╭─ EXERCISE INPUTS

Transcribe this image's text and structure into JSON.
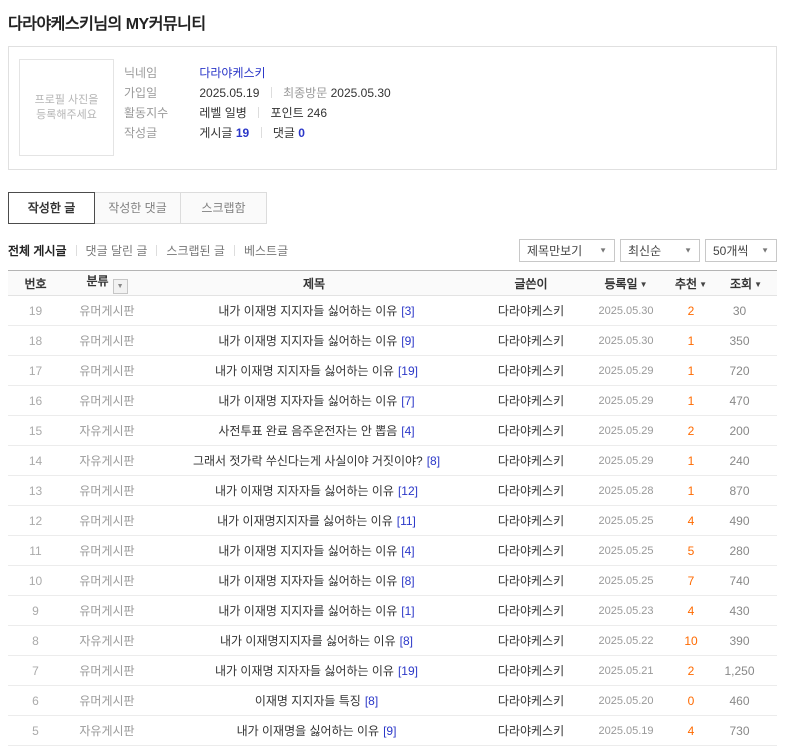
{
  "page": {
    "title": "다라야케스키님의 MY커뮤니티"
  },
  "colors": {
    "link_blue": "#2b37c8",
    "recommend_orange": "#ff6a00"
  },
  "profile": {
    "photo_placeholder_line1": "프로필 사진을",
    "photo_placeholder_line2": "등록해주세요",
    "nickname_label": "닉네임",
    "nickname": "다라야케스키",
    "join_label": "가입일",
    "join_date": "2025.05.19",
    "last_visit_label": "최종방문",
    "last_visit_date": "2025.05.30",
    "activity_label": "활동지수",
    "level_value": "레벨 일병",
    "point_value": "포인트 246",
    "posts_label": "작성글",
    "post_count_label": "게시글",
    "post_count": "19",
    "comment_count_label": "댓글",
    "comment_count": "0"
  },
  "tabs": [
    {
      "label": "작성한 글",
      "active": true
    },
    {
      "label": "작성한 댓글",
      "active": false
    },
    {
      "label": "스크랩함",
      "active": false
    }
  ],
  "filters": [
    {
      "label": "전체 게시글",
      "active": true
    },
    {
      "label": "댓글 달린 글",
      "active": false
    },
    {
      "label": "스크랩된 글",
      "active": false
    },
    {
      "label": "베스트글",
      "active": false
    }
  ],
  "sort_selects": [
    {
      "name": "view-mode-select",
      "label": "제목만보기"
    },
    {
      "name": "sort-order-select",
      "label": "최신순"
    },
    {
      "name": "page-size-select",
      "label": "50개씩"
    }
  ],
  "table": {
    "headers": {
      "no": "번호",
      "category": "분류",
      "title": "제목",
      "author": "글쓴이",
      "date": "등록일",
      "likes": "추천",
      "views": "조회"
    },
    "rows": [
      {
        "no": "19",
        "category": "유머게시판",
        "title": "내가 이재명 지지자들 싫어하는 이유",
        "comments": "[3]",
        "author": "다라야케스키",
        "date": "2025.05.30",
        "likes": "2",
        "views": "30"
      },
      {
        "no": "18",
        "category": "유머게시판",
        "title": "내가 이재명 지지자들 싫어하는 이유",
        "comments": "[9]",
        "author": "다라야케스키",
        "date": "2025.05.30",
        "likes": "1",
        "views": "350"
      },
      {
        "no": "17",
        "category": "유머게시판",
        "title": "내가 이재명 지지자들 싫어하는 이유",
        "comments": "[19]",
        "author": "다라야케스키",
        "date": "2025.05.29",
        "likes": "1",
        "views": "720"
      },
      {
        "no": "16",
        "category": "유머게시판",
        "title": "내가 이재명 지자자들 싫어하는 이유",
        "comments": "[7]",
        "author": "다라야케스키",
        "date": "2025.05.29",
        "likes": "1",
        "views": "470"
      },
      {
        "no": "15",
        "category": "자유게시판",
        "title": "사전투표 완료 음주운전자는 안 뽑음",
        "comments": "[4]",
        "author": "다라야케스키",
        "date": "2025.05.29",
        "likes": "2",
        "views": "200"
      },
      {
        "no": "14",
        "category": "자유게시판",
        "title": "그래서 젓가락 쑤신다는게 사실이야 거짓이야?",
        "comments": "[8]",
        "author": "다라야케스키",
        "date": "2025.05.29",
        "likes": "1",
        "views": "240"
      },
      {
        "no": "13",
        "category": "유머게시판",
        "title": "내가 이재명 지자자들 싫어하는 이유",
        "comments": "[12]",
        "author": "다라야케스키",
        "date": "2025.05.28",
        "likes": "1",
        "views": "870"
      },
      {
        "no": "12",
        "category": "유머게시판",
        "title": "내가 이재명지지자를 싫어하는 이유",
        "comments": "[11]",
        "author": "다라야케스키",
        "date": "2025.05.25",
        "likes": "4",
        "views": "490"
      },
      {
        "no": "11",
        "category": "유머게시판",
        "title": "내가 이재명 지지자들 싫어하는 이유",
        "comments": "[4]",
        "author": "다라야케스키",
        "date": "2025.05.25",
        "likes": "5",
        "views": "280"
      },
      {
        "no": "10",
        "category": "유머게시판",
        "title": "내가 이재명 지자자들 싫어하는 이유",
        "comments": "[8]",
        "author": "다라야케스키",
        "date": "2025.05.25",
        "likes": "7",
        "views": "740"
      },
      {
        "no": "9",
        "category": "유머게시판",
        "title": "내가 이재명 지지자를 싫어하는 이유",
        "comments": "[1]",
        "author": "다라야케스키",
        "date": "2025.05.23",
        "likes": "4",
        "views": "430"
      },
      {
        "no": "8",
        "category": "자유게시판",
        "title": "내가 이재명지지자를 싫어하는 이유",
        "comments": "[8]",
        "author": "다라야케스키",
        "date": "2025.05.22",
        "likes": "10",
        "views": "390"
      },
      {
        "no": "7",
        "category": "유머게시판",
        "title": "내가 이재명 지자자들 싫어하는 이유",
        "comments": "[19]",
        "author": "다라야케스키",
        "date": "2025.05.21",
        "likes": "2",
        "views": "1,250"
      },
      {
        "no": "6",
        "category": "유머게시판",
        "title": "이재명 지지자들 특징",
        "comments": "[8]",
        "author": "다라야케스키",
        "date": "2025.05.20",
        "likes": "0",
        "views": "460"
      },
      {
        "no": "5",
        "category": "자유게시판",
        "title": "내가 이재명을 싫어하는 이유",
        "comments": "[9]",
        "author": "다라야케스키",
        "date": "2025.05.19",
        "likes": "4",
        "views": "730"
      }
    ]
  }
}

╰─

**WRITTEN EXERCISE:** Transcribe each line above verbatim, with the pictures left out.

**ANSWER IN FULL:**
Transcribe this image's text and structure into JSON.
{
  "page": {
    "title": "다라야케스키님의 MY커뮤니티"
  },
  "colors": {
    "link_blue": "#2b37c8",
    "recommend_orange": "#ff6a00"
  },
  "profile": {
    "photo_placeholder_line1": "프로필 사진을",
    "photo_placeholder_line2": "등록해주세요",
    "nickname_label": "닉네임",
    "nickname": "다라야케스키",
    "join_label": "가입일",
    "join_date": "2025.05.19",
    "last_visit_label": "최종방문",
    "last_visit_date": "2025.05.30",
    "activity_label": "활동지수",
    "level_value": "레벨 일병",
    "point_value": "포인트 246",
    "posts_label": "작성글",
    "post_count_label": "게시글",
    "post_count": "19",
    "comment_count_label": "댓글",
    "comment_count": "0"
  },
  "tabs": [
    {
      "label": "작성한 글",
      "active": true
    },
    {
      "label": "작성한 댓글",
      "active": false
    },
    {
      "label": "스크랩함",
      "active": false
    }
  ],
  "filters": [
    {
      "label": "전체 게시글",
      "active": true
    },
    {
      "label": "댓글 달린 글",
      "active": false
    },
    {
      "label": "스크랩된 글",
      "active": false
    },
    {
      "label": "베스트글",
      "active": false
    }
  ],
  "sort_selects": [
    {
      "name": "view-mode-select",
      "label": "제목만보기"
    },
    {
      "name": "sort-order-select",
      "label": "최신순"
    },
    {
      "name": "page-size-select",
      "label": "50개씩"
    }
  ],
  "table": {
    "headers": {
      "no": "번호",
      "category": "분류",
      "title": "제목",
      "author": "글쓴이",
      "date": "등록일",
      "likes": "추천",
      "views": "조회"
    },
    "rows": [
      {
        "no": "19",
        "category": "유머게시판",
        "title": "내가 이재명 지지자들 싫어하는 이유",
        "comments": "[3]",
        "author": "다라야케스키",
        "date": "2025.05.30",
        "likes": "2",
        "views": "30"
      },
      {
        "no": "18",
        "category": "유머게시판",
        "title": "내가 이재명 지지자들 싫어하는 이유",
        "comments": "[9]",
        "author": "다라야케스키",
        "date": "2025.05.30",
        "likes": "1",
        "views": "350"
      },
      {
        "no": "17",
        "category": "유머게시판",
        "title": "내가 이재명 지지자들 싫어하는 이유",
        "comments": "[19]",
        "author": "다라야케스키",
        "date": "2025.05.29",
        "likes": "1",
        "views": "720"
      },
      {
        "no": "16",
        "category": "유머게시판",
        "title": "내가 이재명 지자자들 싫어하는 이유",
        "comments": "[7]",
        "author": "다라야케스키",
        "date": "2025.05.29",
        "likes": "1",
        "views": "470"
      },
      {
        "no": "15",
        "category": "자유게시판",
        "title": "사전투표 완료 음주운전자는 안 뽑음",
        "comments": "[4]",
        "author": "다라야케스키",
        "date": "2025.05.29",
        "likes": "2",
        "views": "200"
      },
      {
        "no": "14",
        "category": "자유게시판",
        "title": "그래서 젓가락 쑤신다는게 사실이야 거짓이야?",
        "comments": "[8]",
        "author": "다라야케스키",
        "date": "2025.05.29",
        "likes": "1",
        "views": "240"
      },
      {
        "no": "13",
        "category": "유머게시판",
        "title": "내가 이재명 지자자들 싫어하는 이유",
        "comments": "[12]",
        "author": "다라야케스키",
        "date": "2025.05.28",
        "likes": "1",
        "views": "870"
      },
      {
        "no": "12",
        "category": "유머게시판",
        "title": "내가 이재명지지자를 싫어하는 이유",
        "comments": "[11]",
        "author": "다라야케스키",
        "date": "2025.05.25",
        "likes": "4",
        "views": "490"
      },
      {
        "no": "11",
        "category": "유머게시판",
        "title": "내가 이재명 지지자들 싫어하는 이유",
        "comments": "[4]",
        "author": "다라야케스키",
        "date": "2025.05.25",
        "likes": "5",
        "views": "280"
      },
      {
        "no": "10",
        "category": "유머게시판",
        "title": "내가 이재명 지자자들 싫어하는 이유",
        "comments": "[8]",
        "author": "다라야케스키",
        "date": "2025.05.25",
        "likes": "7",
        "views": "740"
      },
      {
        "no": "9",
        "category": "유머게시판",
        "title": "내가 이재명 지지자를 싫어하는 이유",
        "comments": "[1]",
        "author": "다라야케스키",
        "date": "2025.05.23",
        "likes": "4",
        "views": "430"
      },
      {
        "no": "8",
        "category": "자유게시판",
        "title": "내가 이재명지지자를 싫어하는 이유",
        "comments": "[8]",
        "author": "다라야케스키",
        "date": "2025.05.22",
        "likes": "10",
        "views": "390"
      },
      {
        "no": "7",
        "category": "유머게시판",
        "title": "내가 이재명 지자자들 싫어하는 이유",
        "comments": "[19]",
        "author": "다라야케스키",
        "date": "2025.05.21",
        "likes": "2",
        "views": "1,250"
      },
      {
        "no": "6",
        "category": "유머게시판",
        "title": "이재명 지지자들 특징",
        "comments": "[8]",
        "author": "다라야케스키",
        "date": "2025.05.20",
        "likes": "0",
        "views": "460"
      },
      {
        "no": "5",
        "category": "자유게시판",
        "title": "내가 이재명을 싫어하는 이유",
        "comments": "[9]",
        "author": "다라야케스키",
        "date": "2025.05.19",
        "likes": "4",
        "views": "730"
      }
    ]
  }
}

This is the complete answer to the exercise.